## start Material for this task
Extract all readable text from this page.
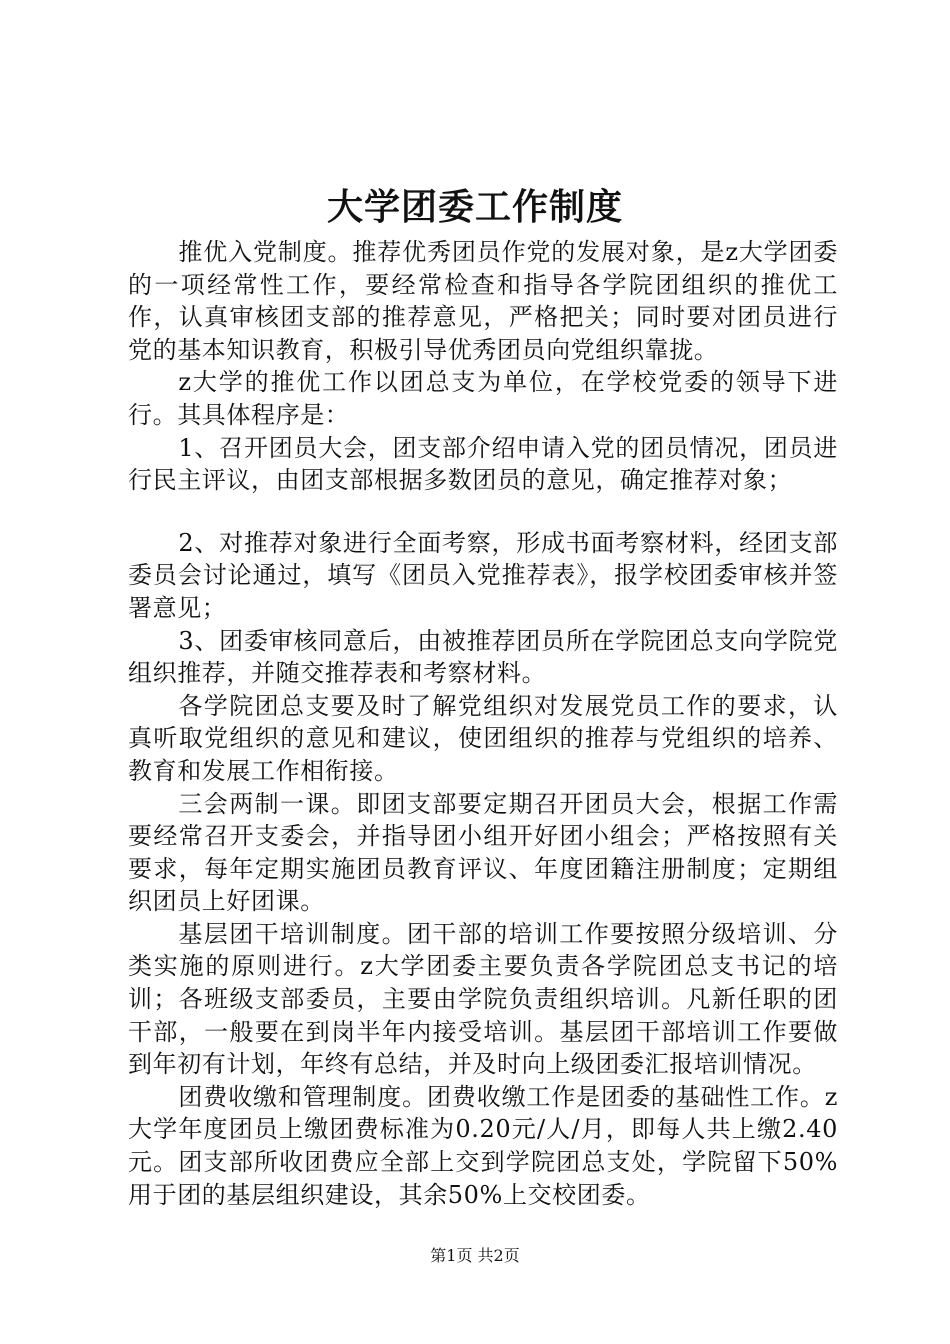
大学团委工作制度

推优入党制度。推荐优秀团员作党的发展对象，是z大学团委的一项经常性工作，要经常检查和指导各学院团组织的推优工作，认真审核团支部的推荐意见，严格把关；同时要对团员进行党的基本知识教育，积极引导优秀团员向党组织靠拢。

z大学的推优工作以团总支为单位，在学校党委的领导下进行。其具体程序是：

1、召开团员大会，团支部介绍申请入党的团员情况，团员进行民主评议，由团支部根据多数团员的意见，确定推荐对象；

2、对推荐对象进行全面考察，形成书面考察材料，经团支部委员会讨论通过，填写《团员入党推荐表》，报学校团委审核并签署意见；

3、团委审核同意后，由被推荐团员所在学院团总支向学院党组织推荐，并随交推荐表和考察材料。

各学院团总支要及时了解党组织对发展党员工作的要求，认真听取党组织的意见和建议，使团组织的推荐与党组织的培养、教育和发展工作相衔接。

三会两制一课。即团支部要定期召开团员大会，根据工作需要经常召开支委会，并指导团小组开好团小组会；严格按照有关要求，每年定期实施团员教育评议、年度团籍注册制度；定期组织团员上好团课。

基层团干培训制度。团干部的培训工作要按照分级培训、分类实施的原则进行。z大学团委主要负责各学院团总支书记的培训；各班级支部委员，主要由学院负责组织培训。凡新任职的团干部，一般要在到岗半年内接受培训。基层团干部培训工作要做到年初有计划，年终有总结，并及时向上级团委汇报培训情况。

团费收缴和管理制度。团费收缴工作是团委的基础性工作。z大学年度团员上缴团费标准为0.20元/人/月，即每人共上缴2.40元。团支部所收团费应全部上交到学院团总支处，学院留下50%用于团的基层组织建设，其余50%上交校团委。

第1页 共2页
## end Material for this task
* Requirement
Reproduce all of the material exactly, apart from the pictures.

* The output
Extract all readable text from this page.
大学团委工作制度

推优入党制度。推荐优秀团员作党的发展对象，是z大学团委的一项经常性工作，要经常检查和指导各学院团组织的推优工作，认真审核团支部的推荐意见，严格把关；同时要对团员进行党的基本知识教育，积极引导优秀团员向党组织靠拢。

z大学的推优工作以团总支为单位，在学校党委的领导下进行。其具体程序是：

1、召开团员大会，团支部介绍申请入党的团员情况，团员进行民主评议，由团支部根据多数团员的意见，确定推荐对象；

2、对推荐对象进行全面考察，形成书面考察材料，经团支部委员会讨论通过，填写《团员入党推荐表》，报学校团委审核并签署意见；

3、团委审核同意后，由被推荐团员所在学院团总支向学院党组织推荐，并随交推荐表和考察材料。

各学院团总支要及时了解党组织对发展党员工作的要求，认真听取党组织的意见和建议，使团组织的推荐与党组织的培养、教育和发展工作相衔接。

三会两制一课。即团支部要定期召开团员大会，根据工作需要经常召开支委会，并指导团小组开好团小组会；严格按照有关要求，每年定期实施团员教育评议、年度团籍注册制度；定期组织团员上好团课。

基层团干培训制度。团干部的培训工作要按照分级培训、分类实施的原则进行。z大学团委主要负责各学院团总支书记的培训；各班级支部委员，主要由学院负责组织培训。凡新任职的团干部，一般要在到岗半年内接受培训。基层团干部培训工作要做到年初有计划，年终有总结，并及时向上级团委汇报培训情况。

团费收缴和管理制度。团费收缴工作是团委的基础性工作。z大学年度团员上缴团费标准为0.20元/人/月，即每人共上缴2.40元。团支部所收团费应全部上交到学院团总支处，学院留下50%用于团的基层组织建设，其余50%上交校团委。

第1页 共2页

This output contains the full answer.